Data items

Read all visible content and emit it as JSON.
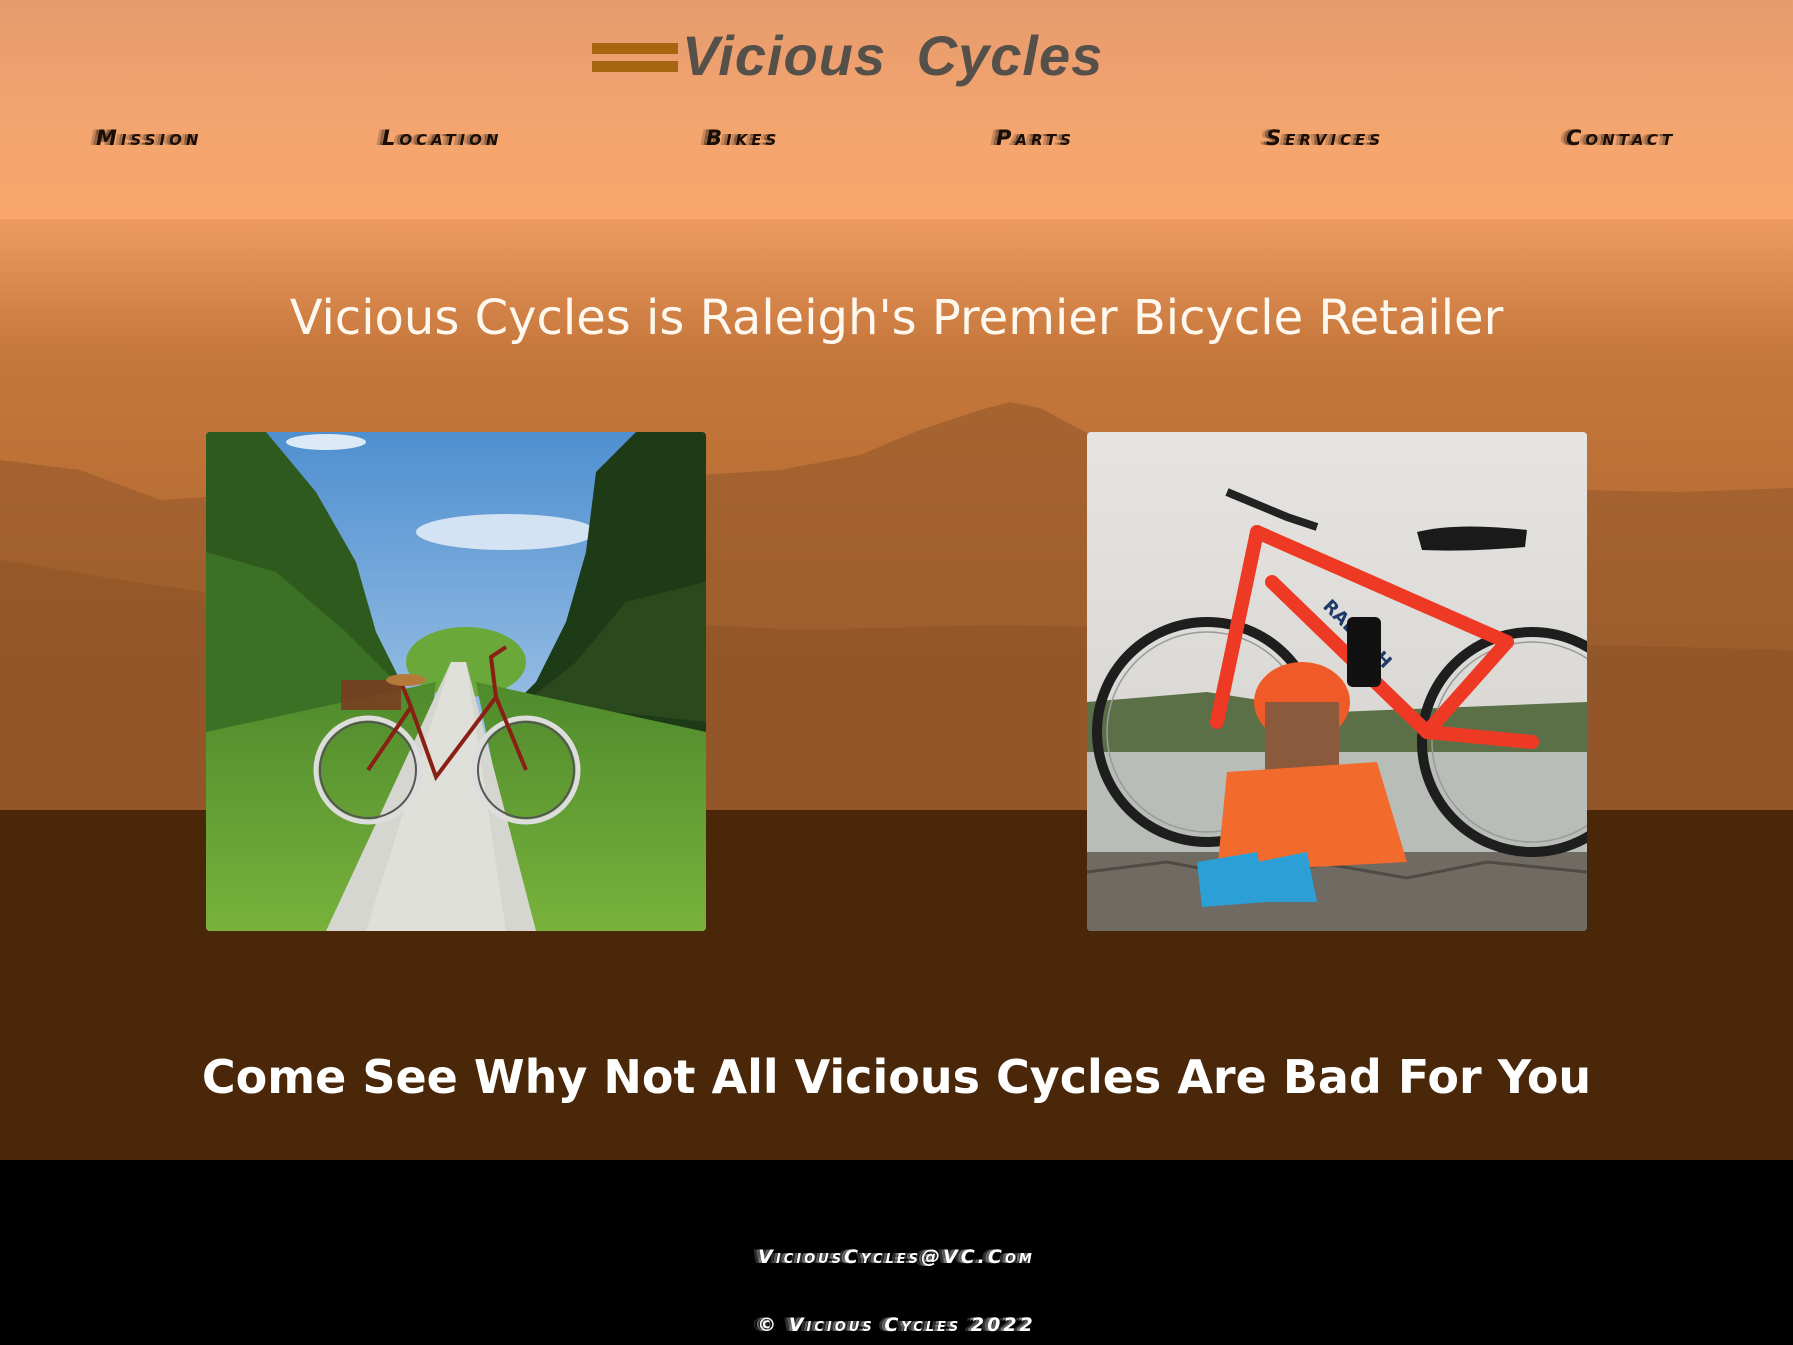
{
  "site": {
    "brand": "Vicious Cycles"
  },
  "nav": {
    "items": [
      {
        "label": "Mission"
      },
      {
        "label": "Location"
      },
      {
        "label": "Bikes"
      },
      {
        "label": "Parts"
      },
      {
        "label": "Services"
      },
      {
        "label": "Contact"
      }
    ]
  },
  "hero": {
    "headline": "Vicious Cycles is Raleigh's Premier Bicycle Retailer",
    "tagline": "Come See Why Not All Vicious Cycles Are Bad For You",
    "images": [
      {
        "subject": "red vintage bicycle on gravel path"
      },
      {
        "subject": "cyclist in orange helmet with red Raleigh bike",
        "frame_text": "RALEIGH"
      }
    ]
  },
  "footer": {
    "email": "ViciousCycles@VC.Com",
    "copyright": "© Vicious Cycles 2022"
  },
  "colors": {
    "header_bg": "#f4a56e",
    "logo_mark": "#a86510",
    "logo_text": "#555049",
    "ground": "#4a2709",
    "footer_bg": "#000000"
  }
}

---

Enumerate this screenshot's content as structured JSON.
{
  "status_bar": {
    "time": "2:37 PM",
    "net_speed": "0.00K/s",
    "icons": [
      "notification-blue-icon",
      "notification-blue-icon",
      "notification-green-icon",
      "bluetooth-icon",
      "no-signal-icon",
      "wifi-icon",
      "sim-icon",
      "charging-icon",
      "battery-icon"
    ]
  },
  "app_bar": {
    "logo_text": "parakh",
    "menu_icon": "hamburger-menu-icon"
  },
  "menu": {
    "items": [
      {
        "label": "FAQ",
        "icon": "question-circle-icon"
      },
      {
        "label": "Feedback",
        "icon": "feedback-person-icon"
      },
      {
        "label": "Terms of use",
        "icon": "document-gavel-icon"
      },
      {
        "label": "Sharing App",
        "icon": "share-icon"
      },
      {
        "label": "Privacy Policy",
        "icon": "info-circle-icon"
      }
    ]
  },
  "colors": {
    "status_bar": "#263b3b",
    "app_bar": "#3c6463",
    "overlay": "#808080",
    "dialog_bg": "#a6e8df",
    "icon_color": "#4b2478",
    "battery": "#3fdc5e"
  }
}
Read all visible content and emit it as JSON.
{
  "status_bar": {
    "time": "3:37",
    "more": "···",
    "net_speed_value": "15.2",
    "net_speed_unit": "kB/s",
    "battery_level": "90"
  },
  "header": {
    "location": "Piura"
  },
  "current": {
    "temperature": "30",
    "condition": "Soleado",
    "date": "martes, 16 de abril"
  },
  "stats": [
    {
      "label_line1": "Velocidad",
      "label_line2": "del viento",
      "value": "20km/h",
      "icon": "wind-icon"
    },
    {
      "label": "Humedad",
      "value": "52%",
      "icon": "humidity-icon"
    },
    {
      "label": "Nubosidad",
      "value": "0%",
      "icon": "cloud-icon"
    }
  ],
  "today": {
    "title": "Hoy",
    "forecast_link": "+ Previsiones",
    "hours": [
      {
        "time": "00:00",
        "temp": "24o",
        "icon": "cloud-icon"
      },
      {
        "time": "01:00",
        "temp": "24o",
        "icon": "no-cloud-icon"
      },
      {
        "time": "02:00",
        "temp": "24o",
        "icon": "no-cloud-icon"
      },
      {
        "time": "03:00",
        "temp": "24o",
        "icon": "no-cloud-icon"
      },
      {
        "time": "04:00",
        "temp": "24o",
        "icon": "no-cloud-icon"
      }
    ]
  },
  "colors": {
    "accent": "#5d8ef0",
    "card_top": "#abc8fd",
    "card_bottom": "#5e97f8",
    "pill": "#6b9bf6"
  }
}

What the task asks: Where a line contains "subject", copy that line.

Solution to the problem:
        "subject": "red vintage bicycle on gravel path"
        "subject": "cyclist in orange helmet with red Raleigh bike",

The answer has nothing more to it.